* [Task directions]:
Please reproduce every record, keeping each one exactly as written.

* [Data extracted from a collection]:
════════════════

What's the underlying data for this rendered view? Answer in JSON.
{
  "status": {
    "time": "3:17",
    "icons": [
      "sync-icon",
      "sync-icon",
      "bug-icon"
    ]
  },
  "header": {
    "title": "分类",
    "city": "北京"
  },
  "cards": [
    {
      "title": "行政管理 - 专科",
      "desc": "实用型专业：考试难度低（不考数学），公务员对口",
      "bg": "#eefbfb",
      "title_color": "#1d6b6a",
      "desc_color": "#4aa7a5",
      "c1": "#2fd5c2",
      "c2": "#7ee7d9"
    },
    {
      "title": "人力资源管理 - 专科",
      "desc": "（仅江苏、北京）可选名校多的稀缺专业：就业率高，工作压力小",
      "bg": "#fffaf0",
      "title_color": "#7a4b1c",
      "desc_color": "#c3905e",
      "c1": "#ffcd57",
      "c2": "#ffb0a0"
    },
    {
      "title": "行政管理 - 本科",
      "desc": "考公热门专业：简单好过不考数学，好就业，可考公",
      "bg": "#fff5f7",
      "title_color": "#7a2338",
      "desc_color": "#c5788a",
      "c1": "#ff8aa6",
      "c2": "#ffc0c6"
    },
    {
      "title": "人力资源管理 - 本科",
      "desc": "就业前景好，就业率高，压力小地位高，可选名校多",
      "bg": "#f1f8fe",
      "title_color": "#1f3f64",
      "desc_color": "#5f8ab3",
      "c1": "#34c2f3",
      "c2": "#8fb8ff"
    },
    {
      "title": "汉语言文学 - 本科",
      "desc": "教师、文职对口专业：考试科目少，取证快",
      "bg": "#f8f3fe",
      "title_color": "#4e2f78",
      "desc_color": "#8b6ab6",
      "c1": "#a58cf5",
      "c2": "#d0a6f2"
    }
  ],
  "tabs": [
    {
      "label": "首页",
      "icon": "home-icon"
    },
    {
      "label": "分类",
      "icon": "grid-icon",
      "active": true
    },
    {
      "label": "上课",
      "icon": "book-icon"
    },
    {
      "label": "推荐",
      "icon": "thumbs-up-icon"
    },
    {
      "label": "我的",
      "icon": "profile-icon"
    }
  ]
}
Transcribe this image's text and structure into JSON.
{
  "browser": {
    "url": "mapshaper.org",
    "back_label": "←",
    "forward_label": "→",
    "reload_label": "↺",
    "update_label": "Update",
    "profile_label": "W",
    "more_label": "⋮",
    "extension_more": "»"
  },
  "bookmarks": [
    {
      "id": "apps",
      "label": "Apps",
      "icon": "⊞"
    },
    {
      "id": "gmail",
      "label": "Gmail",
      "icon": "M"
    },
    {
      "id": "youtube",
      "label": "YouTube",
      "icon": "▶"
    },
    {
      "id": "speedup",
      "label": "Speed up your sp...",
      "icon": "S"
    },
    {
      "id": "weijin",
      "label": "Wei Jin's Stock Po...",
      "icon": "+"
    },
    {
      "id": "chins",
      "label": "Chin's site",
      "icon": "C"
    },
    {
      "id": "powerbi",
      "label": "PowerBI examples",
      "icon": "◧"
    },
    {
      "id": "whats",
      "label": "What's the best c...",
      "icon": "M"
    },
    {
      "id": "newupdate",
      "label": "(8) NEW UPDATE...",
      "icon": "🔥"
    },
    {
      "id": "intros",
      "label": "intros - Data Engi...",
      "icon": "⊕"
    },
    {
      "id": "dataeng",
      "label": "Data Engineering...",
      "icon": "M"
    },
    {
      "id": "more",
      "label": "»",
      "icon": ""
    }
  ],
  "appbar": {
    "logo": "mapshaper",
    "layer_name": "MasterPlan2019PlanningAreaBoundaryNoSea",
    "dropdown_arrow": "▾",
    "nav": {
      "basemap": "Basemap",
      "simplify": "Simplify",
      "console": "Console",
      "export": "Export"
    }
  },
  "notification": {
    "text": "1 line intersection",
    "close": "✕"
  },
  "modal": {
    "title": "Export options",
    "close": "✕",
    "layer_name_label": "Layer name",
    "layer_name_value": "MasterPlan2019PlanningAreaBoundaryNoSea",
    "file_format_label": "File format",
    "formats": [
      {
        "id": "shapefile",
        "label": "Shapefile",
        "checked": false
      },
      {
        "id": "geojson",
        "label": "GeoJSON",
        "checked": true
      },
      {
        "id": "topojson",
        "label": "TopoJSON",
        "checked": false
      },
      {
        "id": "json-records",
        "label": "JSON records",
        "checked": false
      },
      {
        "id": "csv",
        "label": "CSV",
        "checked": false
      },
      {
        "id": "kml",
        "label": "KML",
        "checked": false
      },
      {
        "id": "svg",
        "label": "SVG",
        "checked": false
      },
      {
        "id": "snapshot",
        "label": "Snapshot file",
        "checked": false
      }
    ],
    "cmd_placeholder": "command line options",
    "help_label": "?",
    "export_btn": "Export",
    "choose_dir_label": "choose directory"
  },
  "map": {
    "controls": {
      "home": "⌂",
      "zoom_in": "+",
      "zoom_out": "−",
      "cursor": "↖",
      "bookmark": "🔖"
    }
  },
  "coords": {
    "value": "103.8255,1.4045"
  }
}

════════════════

* [Final result]:
What's the underlying data for this rendered view? Answer in JSON.
{
  "status": {
    "time": "3:17",
    "icons": [
      "sync-icon",
      "sync-icon",
      "bug-icon"
    ]
  },
  "header": {
    "title": "分类",
    "city": "北京"
  },
  "cards": [
    {
      "title": "行政管理 - 专科",
      "desc": "实用型专业：考试难度低（不考数学），公务员对口",
      "bg": "#eefbfb",
      "title_color": "#1d6b6a",
      "desc_color": "#4aa7a5",
      "c1": "#2fd5c2",
      "c2": "#7ee7d9"
    },
    {
      "title": "人力资源管理 - 专科",
      "desc": "（仅江苏、北京）可选名校多的稀缺专业：就业率高，工作压力小",
      "bg": "#fffaf0",
      "title_color": "#7a4b1c",
      "desc_color": "#c3905e",
      "c1": "#ffcd57",
      "c2": "#ffb0a0"
    },
    {
      "title": "行政管理 - 本科",
      "desc": "考公热门专业：简单好过不考数学，好就业，可考公",
      "bg": "#fff5f7",
      "title_color": "#7a2338",
      "desc_color": "#c5788a",
      "c1": "#ff8aa6",
      "c2": "#ffc0c6"
    },
    {
      "title": "人力资源管理 - 本科",
      "desc": "就业前景好，就业率高，压力小地位高，可选名校多",
      "bg": "#f1f8fe",
      "title_color": "#1f3f64",
      "desc_color": "#5f8ab3",
      "c1": "#34c2f3",
      "c2": "#8fb8ff"
    },
    {
      "title": "汉语言文学 - 本科",
      "desc": "教师、文职对口专业：考试科目少，取证快",
      "bg": "#f8f3fe",
      "title_color": "#4e2f78",
      "desc_color": "#8b6ab6",
      "c1": "#a58cf5",
      "c2": "#d0a6f2"
    }
  ],
  "tabs": [
    {
      "label": "首页",
      "icon": "home-icon"
    },
    {
      "label": "分类",
      "icon": "grid-icon",
      "active": true
    },
    {
      "label": "上课",
      "icon": "book-icon"
    },
    {
      "label": "推荐",
      "icon": "thumbs-up-icon"
    },
    {
      "label": "我的",
      "icon": "profile-icon"
    }
  ]
}
Transcribe this image's text and structure into JSON.
{
  "browser": {
    "url": "mapshaper.org",
    "back_label": "←",
    "forward_label": "→",
    "reload_label": "↺",
    "update_label": "Update",
    "profile_label": "W",
    "more_label": "⋮",
    "extension_more": "»"
  },
  "bookmarks": [
    {
      "id": "apps",
      "label": "Apps",
      "icon": "⊞"
    },
    {
      "id": "gmail",
      "label": "Gmail",
      "icon": "M"
    },
    {
      "id": "youtube",
      "label": "YouTube",
      "icon": "▶"
    },
    {
      "id": "speedup",
      "label": "Speed up your sp...",
      "icon": "S"
    },
    {
      "id": "weijin",
      "label": "Wei Jin's Stock Po...",
      "icon": "+"
    },
    {
      "id": "chins",
      "label": "Chin's site",
      "icon": "C"
    },
    {
      "id": "powerbi",
      "label": "PowerBI examples",
      "icon": "◧"
    },
    {
      "id": "whats",
      "label": "What's the best c...",
      "icon": "M"
    },
    {
      "id": "newupdate",
      "label": "(8) NEW UPDATE...",
      "icon": "🔥"
    },
    {
      "id": "intros",
      "label": "intros - Data Engi...",
      "icon": "⊕"
    },
    {
      "id": "dataeng",
      "label": "Data Engineering...",
      "icon": "M"
    },
    {
      "id": "more",
      "label": "»",
      "icon": ""
    }
  ],
  "appbar": {
    "logo": "mapshaper",
    "layer_name": "MasterPlan2019PlanningAreaBoundaryNoSea",
    "dropdown_arrow": "▾",
    "nav": {
      "basemap": "Basemap",
      "simplify": "Simplify",
      "console": "Console",
      "export": "Export"
    }
  },
  "notification": {
    "text": "1 line intersection",
    "close": "✕"
  },
  "modal": {
    "title": "Export options",
    "close": "✕",
    "layer_name_label": "Layer name",
    "layer_name_value": "MasterPlan2019PlanningAreaBoundaryNoSea",
    "file_format_label": "File format",
    "formats": [
      {
        "id": "shapefile",
        "label": "Shapefile",
        "checked": false
      },
      {
        "id": "geojson",
        "label": "GeoJSON",
        "checked": true
      },
      {
        "id": "topojson",
        "label": "TopoJSON",
        "checked": false
      },
      {
        "id": "json-records",
        "label": "JSON records",
        "checked": false
      },
      {
        "id": "csv",
        "label": "CSV",
        "checked": false
      },
      {
        "id": "kml",
        "label": "KML",
        "checked": false
      },
      {
        "id": "svg",
        "label": "SVG",
        "checked": false
      },
      {
        "id": "snapshot",
        "label": "Snapshot file",
        "checked": false
      }
    ],
    "cmd_placeholder": "command line options",
    "help_label": "?",
    "export_btn": "Export",
    "choose_dir_label": "choose directory"
  },
  "map": {
    "controls": {
      "home": "⌂",
      "zoom_in": "+",
      "zoom_out": "−",
      "cursor": "↖",
      "bookmark": "🔖"
    }
  },
  "coords": {
    "value": "103.8255,1.4045"
  }
}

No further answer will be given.